RECORDS TO USE:
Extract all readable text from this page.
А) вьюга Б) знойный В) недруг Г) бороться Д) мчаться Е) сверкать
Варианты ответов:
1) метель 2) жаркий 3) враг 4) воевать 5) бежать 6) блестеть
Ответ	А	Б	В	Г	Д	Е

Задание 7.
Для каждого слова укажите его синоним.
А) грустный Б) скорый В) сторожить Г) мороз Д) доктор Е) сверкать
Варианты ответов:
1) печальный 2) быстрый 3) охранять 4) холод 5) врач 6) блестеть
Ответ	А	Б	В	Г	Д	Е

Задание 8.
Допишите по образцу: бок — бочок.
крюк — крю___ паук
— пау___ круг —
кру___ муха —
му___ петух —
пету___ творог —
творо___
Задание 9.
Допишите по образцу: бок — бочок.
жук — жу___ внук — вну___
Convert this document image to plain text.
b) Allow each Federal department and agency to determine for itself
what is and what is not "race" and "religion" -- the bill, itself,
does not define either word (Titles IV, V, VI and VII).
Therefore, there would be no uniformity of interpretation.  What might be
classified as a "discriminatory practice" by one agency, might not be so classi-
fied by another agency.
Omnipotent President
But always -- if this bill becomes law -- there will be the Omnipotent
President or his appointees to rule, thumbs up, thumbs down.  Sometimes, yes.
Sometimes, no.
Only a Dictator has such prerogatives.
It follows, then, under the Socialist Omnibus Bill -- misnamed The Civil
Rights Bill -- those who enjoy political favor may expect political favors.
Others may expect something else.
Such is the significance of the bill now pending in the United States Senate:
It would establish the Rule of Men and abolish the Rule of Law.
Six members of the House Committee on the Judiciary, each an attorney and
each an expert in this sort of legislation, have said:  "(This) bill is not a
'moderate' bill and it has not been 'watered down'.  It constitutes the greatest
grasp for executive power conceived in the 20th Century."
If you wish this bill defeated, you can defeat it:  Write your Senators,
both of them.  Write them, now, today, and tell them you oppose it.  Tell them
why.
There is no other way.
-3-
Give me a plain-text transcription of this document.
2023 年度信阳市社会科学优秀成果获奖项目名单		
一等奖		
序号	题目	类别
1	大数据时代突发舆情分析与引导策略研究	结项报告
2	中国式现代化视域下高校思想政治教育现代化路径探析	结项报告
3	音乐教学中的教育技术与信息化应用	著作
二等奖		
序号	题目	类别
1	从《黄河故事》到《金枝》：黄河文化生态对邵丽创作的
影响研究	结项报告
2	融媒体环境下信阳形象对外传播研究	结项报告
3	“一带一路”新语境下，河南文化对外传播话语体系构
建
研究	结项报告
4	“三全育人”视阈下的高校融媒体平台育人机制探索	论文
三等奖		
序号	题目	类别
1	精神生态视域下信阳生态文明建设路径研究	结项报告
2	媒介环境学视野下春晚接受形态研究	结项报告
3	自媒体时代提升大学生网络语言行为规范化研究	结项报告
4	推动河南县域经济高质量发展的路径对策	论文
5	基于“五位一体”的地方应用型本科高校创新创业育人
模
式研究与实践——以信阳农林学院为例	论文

TASK DESCRIPTION: Which lines hold the string "this"? Copy all of them from the data above.

TASK OUTPUT:
Extract all readable text from this page.
Convert this document image to plain text.
But always -- if this bill becomes law -- there will be the Omnipotent
each an expert in this sort of legislation, have said:  "(This) bill is not a
If you wish this bill defeated, you can defeat it:  Write your Senators,
Give me a plain-text transcription of this document.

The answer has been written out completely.